#### What the task asks
Only a number is wanted. Count the lines holding the string "text".

#### Data for the task
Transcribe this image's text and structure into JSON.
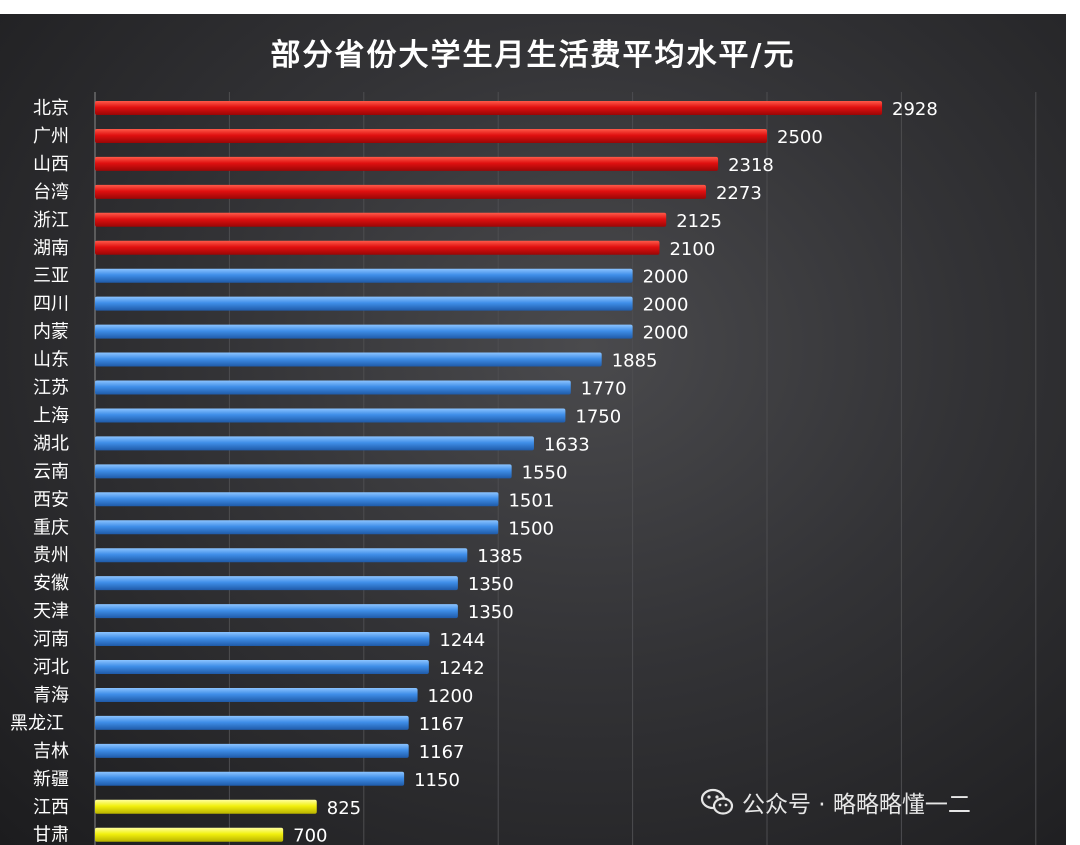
{
  "chart_data": {
    "type": "bar",
    "orientation": "horizontal",
    "title": "部分省份大学生月生活费平均水平/元",
    "xlabel": "",
    "ylabel": "",
    "xlim": [
      0,
      3500
    ],
    "grid": true,
    "legend": "none",
    "categories": [
      "北京",
      "广州",
      "山西",
      "台湾",
      "浙江",
      "湖南",
      "三亚",
      "四川",
      "内蒙",
      "山东",
      "江苏",
      "上海",
      "湖北",
      "云南",
      "西安",
      "重庆",
      "贵州",
      "安徽",
      "天津",
      "河南",
      "河北",
      "青海",
      "黑龙江",
      "吉林",
      "新疆",
      "江西",
      "甘肃"
    ],
    "values": [
      2928,
      2500,
      2318,
      2273,
      2125,
      2100,
      2000,
      2000,
      2000,
      1885,
      1770,
      1750,
      1633,
      1550,
      1501,
      1500,
      1385,
      1350,
      1350,
      1244,
      1242,
      1200,
      1167,
      1167,
      1150,
      825,
      700
    ],
    "value_labels": [
      "2928",
      "2500",
      "2318",
      "2273",
      "2125",
      "2100",
      "2000",
      "2000",
      "2000",
      "1885",
      "1770",
      "1750",
      "1633",
      "1550",
      "1501",
      "1500",
      "1385",
      "1350",
      "1350",
      "1244",
      "1242",
      "1200",
      "1167",
      "1167",
      "1150",
      "825",
      "700"
    ],
    "bar_groups": [
      "high",
      "high",
      "high",
      "high",
      "high",
      "high",
      "mid",
      "mid",
      "mid",
      "mid",
      "mid",
      "mid",
      "mid",
      "mid",
      "mid",
      "mid",
      "mid",
      "mid",
      "mid",
      "mid",
      "mid",
      "mid",
      "mid",
      "mid",
      "mid",
      "low",
      "low"
    ],
    "colors": {
      "high": "#e01010",
      "mid": "#3f8ee8",
      "low": "#f2f00e"
    }
  },
  "watermark": {
    "icon": "wechat-icon",
    "text": "公众号 · 略略略懂一二"
  }
}
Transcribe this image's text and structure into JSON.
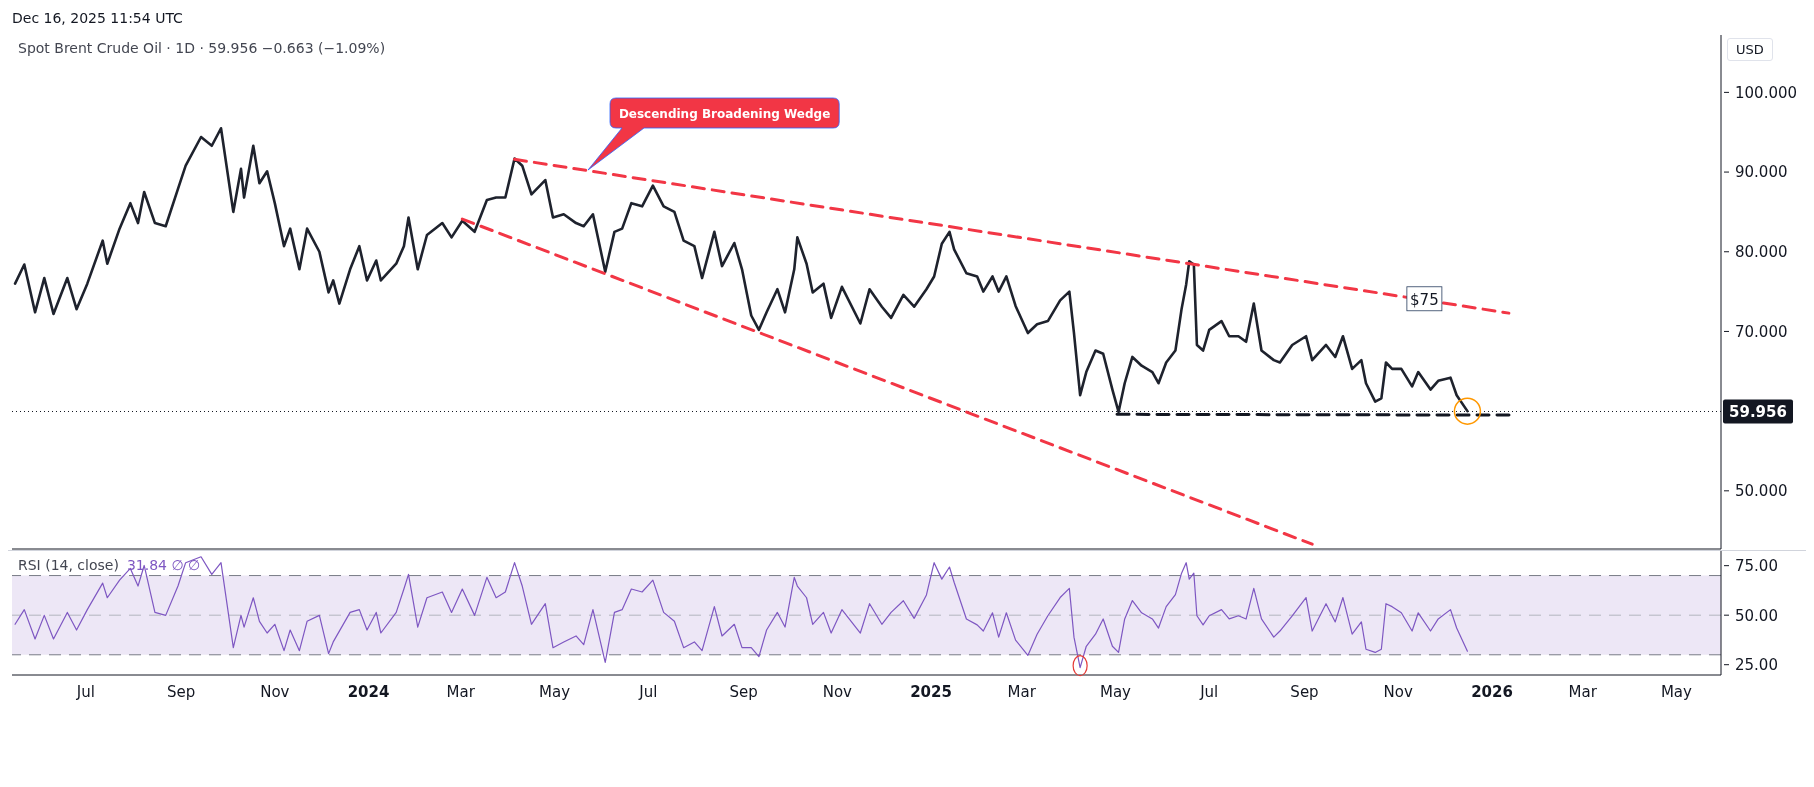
{
  "chart_data": [
    {
      "type": "line",
      "title": "Spot Brent Crude Oil · 1D · 59.956 −0.663 (−1.09%)",
      "ylabel": "USD",
      "annotations": [
        "Dec 16, 2025 11:54 UTC",
        "Descending Broadening Wedge",
        {
          "text": "$75",
          "x": "2025-11-18",
          "y": 74.1
        }
      ],
      "xlim": [
        "2023-05-14",
        "2026-05-30"
      ],
      "ylim": [
        42.7,
        107.2
      ],
      "yticks": [
        {
          "value": 50,
          "label": "50.000"
        },
        {
          "value": 70,
          "label": "70.000"
        },
        {
          "value": 80,
          "label": "80.000"
        },
        {
          "value": 90,
          "label": "90.000"
        },
        {
          "value": 100,
          "label": "100.000"
        }
      ],
      "tick_labels": "y",
      "series": [
        {
          "color": "#1e222d",
          "x": [
            "2023-05-16",
            "2023-05-22",
            "2023-05-29",
            "2023-06-04",
            "2023-06-10",
            "2023-06-19",
            "2023-06-25",
            "2023-07-02",
            "2023-07-12",
            "2023-07-15",
            "2023-07-23",
            "2023-07-30",
            "2023-08-04",
            "2023-08-08",
            "2023-08-15",
            "2023-08-22",
            "2023-08-30",
            "2023-09-04",
            "2023-09-14",
            "2023-09-21",
            "2023-09-27",
            "2023-10-05",
            "2023-10-10",
            "2023-10-12",
            "2023-10-18",
            "2023-10-22",
            "2023-10-27",
            "2023-11-01",
            "2023-11-07",
            "2023-11-11",
            "2023-11-17",
            "2023-11-22",
            "2023-11-30",
            "2023-12-06",
            "2023-12-09",
            "2023-12-13",
            "2023-12-20",
            "2023-12-26",
            "2023-12-31",
            "2024-01-06",
            "2024-01-09",
            "2024-01-19",
            "2024-01-24",
            "2024-01-27",
            "2024-02-02",
            "2024-02-08",
            "2024-02-18",
            "2024-02-24",
            "2024-03-02",
            "2024-03-10",
            "2024-03-18",
            "2024-03-24",
            "2024-03-30",
            "2024-04-05",
            "2024-04-10",
            "2024-04-16",
            "2024-04-25",
            "2024-04-30",
            "2024-05-07",
            "2024-05-15",
            "2024-05-20",
            "2024-05-26",
            "2024-06-03",
            "2024-06-09",
            "2024-06-14",
            "2024-06-20",
            "2024-06-27",
            "2024-07-04",
            "2024-07-11",
            "2024-07-18",
            "2024-07-24",
            "2024-07-31",
            "2024-08-05",
            "2024-08-13",
            "2024-08-18",
            "2024-08-26",
            "2024-08-31",
            "2024-09-06",
            "2024-09-11",
            "2024-09-16",
            "2024-09-23",
            "2024-09-28",
            "2024-10-04",
            "2024-10-06",
            "2024-10-12",
            "2024-10-16",
            "2024-10-23",
            "2024-10-28",
            "2024-11-04",
            "2024-11-16",
            "2024-11-22",
            "2024-11-30",
            "2024-12-06",
            "2024-12-14",
            "2024-12-21",
            "2024-12-29",
            "2025-01-03",
            "2025-01-08",
            "2025-01-13",
            "2025-01-16",
            "2025-01-24",
            "2025-01-31",
            "2025-02-04",
            "2025-02-10",
            "2025-02-14",
            "2025-02-19",
            "2025-02-25",
            "2025-03-05",
            "2025-03-11",
            "2025-03-18",
            "2025-03-26",
            "2025-04-01",
            "2025-04-04",
            "2025-04-08",
            "2025-04-12",
            "2025-04-18",
            "2025-04-23",
            "2025-04-29",
            "2025-05-03",
            "2025-05-07",
            "2025-05-12",
            "2025-05-18",
            "2025-05-25",
            "2025-05-29",
            "2025-06-03",
            "2025-06-09",
            "2025-06-13",
            "2025-06-16",
            "2025-06-18",
            "2025-06-21",
            "2025-06-23",
            "2025-06-27",
            "2025-07-01",
            "2025-07-09",
            "2025-07-14",
            "2025-07-20",
            "2025-07-25",
            "2025-07-30",
            "2025-08-04",
            "2025-08-12",
            "2025-08-16",
            "2025-08-24",
            "2025-09-02",
            "2025-09-06",
            "2025-09-15",
            "2025-09-21",
            "2025-09-26",
            "2025-10-02",
            "2025-10-08",
            "2025-10-11",
            "2025-10-17",
            "2025-10-21",
            "2025-10-24",
            "2025-10-28",
            "2025-11-03",
            "2025-11-10",
            "2025-11-14",
            "2025-11-22",
            "2025-11-27",
            "2025-12-05",
            "2025-12-09",
            "2025-12-16"
          ],
          "values": [
            76.0,
            78.4,
            72.4,
            76.7,
            72.2,
            76.7,
            72.8,
            76.0,
            81.4,
            78.5,
            82.9,
            86.1,
            83.6,
            87.5,
            83.6,
            83.2,
            87.9,
            90.8,
            94.4,
            93.3,
            95.5,
            85.0,
            90.4,
            86.8,
            93.3,
            88.6,
            90.1,
            86.1,
            80.7,
            82.9,
            77.8,
            82.9,
            80.0,
            74.9,
            76.4,
            73.5,
            77.8,
            80.7,
            76.4,
            78.9,
            76.4,
            78.5,
            80.7,
            84.3,
            77.8,
            82.1,
            83.6,
            81.8,
            83.9,
            82.5,
            86.5,
            86.8,
            86.8,
            91.7,
            90.8,
            87.2,
            89.0,
            84.3,
            84.7,
            83.6,
            83.2,
            84.7,
            77.5,
            82.5,
            82.9,
            86.1,
            85.7,
            88.3,
            85.7,
            85.0,
            81.4,
            80.7,
            76.7,
            82.5,
            78.2,
            81.1,
            77.8,
            72.0,
            70.2,
            72.4,
            75.3,
            72.4,
            77.8,
            81.8,
            78.5,
            74.9,
            76.0,
            71.7,
            75.6,
            71.0,
            75.3,
            73.1,
            71.7,
            74.6,
            73.1,
            75.3,
            76.9,
            81.0,
            82.5,
            80.3,
            77.3,
            76.9,
            75.0,
            76.9,
            75.0,
            76.9,
            73.2,
            69.8,
            70.9,
            71.3,
            73.9,
            75.0,
            69.8,
            62.0,
            64.9,
            67.6,
            67.2,
            62.7,
            59.9,
            63.5,
            66.8,
            65.7,
            64.9,
            63.5,
            66.1,
            67.6,
            72.8,
            75.9,
            78.8,
            78.4,
            68.3,
            67.6,
            70.2,
            71.3,
            69.4,
            69.4,
            68.7,
            73.5,
            67.6,
            66.4,
            66.1,
            68.3,
            69.4,
            66.4,
            68.3,
            66.8,
            69.4,
            65.3,
            66.4,
            63.5,
            61.2,
            61.6,
            66.1,
            65.3,
            65.3,
            63.1,
            64.9,
            62.7,
            63.8,
            64.2,
            62.0,
            60.0
          ]
        },
        {
          "type": "line",
          "color": "#f23645",
          "line_style": "dashed",
          "x": [
            "2024-04-05",
            "2026-01-12"
          ],
          "values": [
            91.6,
            72.3
          ]
        },
        {
          "type": "line",
          "color": "#f23645",
          "line_style": "dashed",
          "x": [
            "2024-03-02",
            "2025-09-06"
          ],
          "values": [
            84.1,
            43.3
          ]
        },
        {
          "type": "line",
          "color": "#131722",
          "line_style": "dashed",
          "x": [
            "2025-05-02",
            "2026-01-15"
          ],
          "values": [
            59.6,
            59.5
          ]
        }
      ],
      "ref_lines": [
        {
          "axis": "y",
          "value": 59.956,
          "label": "59.956",
          "color": "#131722",
          "line_style": "dotted"
        }
      ]
    },
    {
      "type": "line",
      "title": "RSI (14, close)",
      "subtitle": "31.84 ∅ ∅",
      "xlim": [
        "2023-05-14",
        "2026-05-30"
      ],
      "xticks": [
        {
          "value": "2023-07-01",
          "label": "Jul"
        },
        {
          "value": "2023-09-01",
          "label": "Sep"
        },
        {
          "value": "2023-11-01",
          "label": "Nov"
        },
        {
          "value": "2024-01-01",
          "label": "2024"
        },
        {
          "value": "2024-03-01",
          "label": "Mar"
        },
        {
          "value": "2024-05-01",
          "label": "May"
        },
        {
          "value": "2024-07-01",
          "label": "Jul"
        },
        {
          "value": "2024-09-01",
          "label": "Sep"
        },
        {
          "value": "2024-11-01",
          "label": "Nov"
        },
        {
          "value": "2025-01-01",
          "label": "2025"
        },
        {
          "value": "2025-03-01",
          "label": "Mar"
        },
        {
          "value": "2025-05-01",
          "label": "May"
        },
        {
          "value": "2025-07-01",
          "label": "Jul"
        },
        {
          "value": "2025-09-01",
          "label": "Sep"
        },
        {
          "value": "2025-11-01",
          "label": "Nov"
        },
        {
          "value": "2026-01-01",
          "label": "2026"
        },
        {
          "value": "2026-03-01",
          "label": "Mar"
        },
        {
          "value": "2026-05-01",
          "label": "May"
        }
      ],
      "ylim": [
        19.8,
        82.4
      ],
      "yticks": [
        {
          "value": 25,
          "label": "25.00"
        },
        {
          "value": 50,
          "label": "50.00"
        },
        {
          "value": 75,
          "label": "75.00"
        }
      ],
      "series": [
        {
          "color": "#7e57c2",
          "x": [
            "2023-05-16",
            "2023-05-22",
            "2023-05-29",
            "2023-06-04",
            "2023-06-10",
            "2023-06-19",
            "2023-06-25",
            "2023-07-02",
            "2023-07-12",
            "2023-07-15",
            "2023-07-23",
            "2023-07-30",
            "2023-08-04",
            "2023-08-08",
            "2023-08-15",
            "2023-08-22",
            "2023-08-30",
            "2023-09-04",
            "2023-09-14",
            "2023-09-21",
            "2023-09-27",
            "2023-10-05",
            "2023-10-10",
            "2023-10-12",
            "2023-10-18",
            "2023-10-22",
            "2023-10-27",
            "2023-11-01",
            "2023-11-07",
            "2023-11-11",
            "2023-11-17",
            "2023-11-22",
            "2023-11-30",
            "2023-12-06",
            "2023-12-09",
            "2023-12-20",
            "2023-12-26",
            "2023-12-31",
            "2024-01-06",
            "2024-01-09",
            "2024-01-19",
            "2024-01-24",
            "2024-01-27",
            "2024-02-02",
            "2024-02-08",
            "2024-02-18",
            "2024-02-24",
            "2024-03-02",
            "2024-03-10",
            "2024-03-18",
            "2024-03-24",
            "2024-03-30",
            "2024-04-05",
            "2024-04-10",
            "2024-04-16",
            "2024-04-25",
            "2024-04-30",
            "2024-05-07",
            "2024-05-15",
            "2024-05-20",
            "2024-05-26",
            "2024-06-03",
            "2024-06-09",
            "2024-06-14",
            "2024-06-20",
            "2024-06-27",
            "2024-07-04",
            "2024-07-11",
            "2024-07-18",
            "2024-07-24",
            "2024-07-31",
            "2024-08-05",
            "2024-08-13",
            "2024-08-18",
            "2024-08-26",
            "2024-08-31",
            "2024-09-06",
            "2024-09-11",
            "2024-09-16",
            "2024-09-23",
            "2024-09-28",
            "2024-10-04",
            "2024-10-06",
            "2024-10-12",
            "2024-10-16",
            "2024-10-23",
            "2024-10-28",
            "2024-11-04",
            "2024-11-16",
            "2024-11-22",
            "2024-11-30",
            "2024-12-06",
            "2024-12-14",
            "2024-12-21",
            "2024-12-29",
            "2025-01-03",
            "2025-01-08",
            "2025-01-13",
            "2025-01-16",
            "2025-01-24",
            "2025-01-31",
            "2025-02-04",
            "2025-02-10",
            "2025-02-14",
            "2025-02-19",
            "2025-02-25",
            "2025-03-05",
            "2025-03-11",
            "2025-03-18",
            "2025-03-26",
            "2025-04-01",
            "2025-04-04",
            "2025-04-08",
            "2025-04-12",
            "2025-04-18",
            "2025-04-23",
            "2025-04-29",
            "2025-05-03",
            "2025-05-07",
            "2025-05-12",
            "2025-05-18",
            "2025-05-25",
            "2025-05-29",
            "2025-06-03",
            "2025-06-09",
            "2025-06-13",
            "2025-06-16",
            "2025-06-18",
            "2025-06-21",
            "2025-06-23",
            "2025-06-27",
            "2025-07-01",
            "2025-07-09",
            "2025-07-14",
            "2025-07-20",
            "2025-07-25",
            "2025-07-30",
            "2025-08-04",
            "2025-08-12",
            "2025-08-16",
            "2025-08-24",
            "2025-09-02",
            "2025-09-06",
            "2025-09-15",
            "2025-09-21",
            "2025-09-26",
            "2025-10-02",
            "2025-10-08",
            "2025-10-11",
            "2025-10-17",
            "2025-10-21",
            "2025-10-24",
            "2025-10-28",
            "2025-11-03",
            "2025-11-10",
            "2025-11-14",
            "2025-11-22",
            "2025-11-27",
            "2025-12-05",
            "2025-12-09",
            "2025-12-16"
          ],
          "values": [
            45.4,
            52.8,
            38.0,
            49.9,
            38.0,
            51.4,
            42.5,
            52.8,
            66.2,
            58.8,
            67.7,
            73.6,
            64.7,
            75.1,
            51.4,
            49.9,
            64.7,
            76.5,
            79.5,
            70.6,
            76.5,
            33.6,
            49.9,
            44.0,
            58.8,
            46.9,
            41.0,
            45.4,
            32.1,
            42.5,
            32.1,
            46.9,
            49.9,
            30.6,
            36.5,
            51.4,
            52.8,
            42.5,
            51.4,
            41.0,
            51.4,
            63.2,
            70.6,
            44.0,
            58.8,
            61.7,
            51.4,
            63.2,
            49.9,
            69.1,
            58.8,
            61.7,
            76.5,
            64.7,
            45.4,
            55.8,
            33.6,
            36.5,
            39.5,
            35.1,
            52.8,
            26.2,
            51.4,
            52.8,
            63.2,
            61.7,
            67.7,
            51.4,
            46.9,
            33.6,
            36.5,
            32.1,
            54.3,
            39.5,
            45.4,
            33.6,
            33.6,
            29.1,
            42.5,
            51.4,
            44.0,
            69.1,
            64.7,
            58.8,
            45.4,
            51.4,
            41.0,
            52.8,
            41.0,
            55.8,
            45.4,
            51.4,
            57.3,
            48.4,
            60.2,
            76.5,
            68.2,
            74.3,
            66.6,
            48.1,
            45.1,
            42.0,
            51.2,
            38.9,
            51.2,
            37.4,
            29.7,
            40.4,
            49.7,
            58.9,
            63.5,
            38.9,
            23.5,
            34.3,
            40.4,
            48.1,
            34.3,
            31.2,
            48.1,
            57.4,
            51.2,
            48.1,
            43.5,
            54.3,
            60.4,
            71.2,
            76.5,
            68.2,
            71.2,
            49.7,
            45.1,
            49.7,
            52.8,
            48.1,
            49.7,
            48.1,
            63.5,
            48.1,
            38.9,
            42.0,
            49.7,
            58.9,
            42.0,
            55.8,
            46.6,
            58.9,
            40.4,
            46.6,
            32.8,
            31.2,
            32.8,
            55.8,
            54.3,
            51.2,
            42.0,
            51.2,
            42.0,
            48.1,
            52.8,
            43.5,
            31.8
          ]
        }
      ],
      "bands": [
        {
          "axis": "y",
          "from": 30,
          "to": 70,
          "color": "#ede7f6"
        }
      ],
      "ref_lines": [
        {
          "axis": "y",
          "value": 70,
          "color": "#787b86",
          "line_style": "dashed"
        },
        {
          "axis": "y",
          "value": 50,
          "color": "#b2b5be",
          "line_style": "dashed"
        },
        {
          "axis": "y",
          "value": 30,
          "color": "#787b86",
          "line_style": "dashed"
        }
      ]
    }
  ]
}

#### Exercise solution
4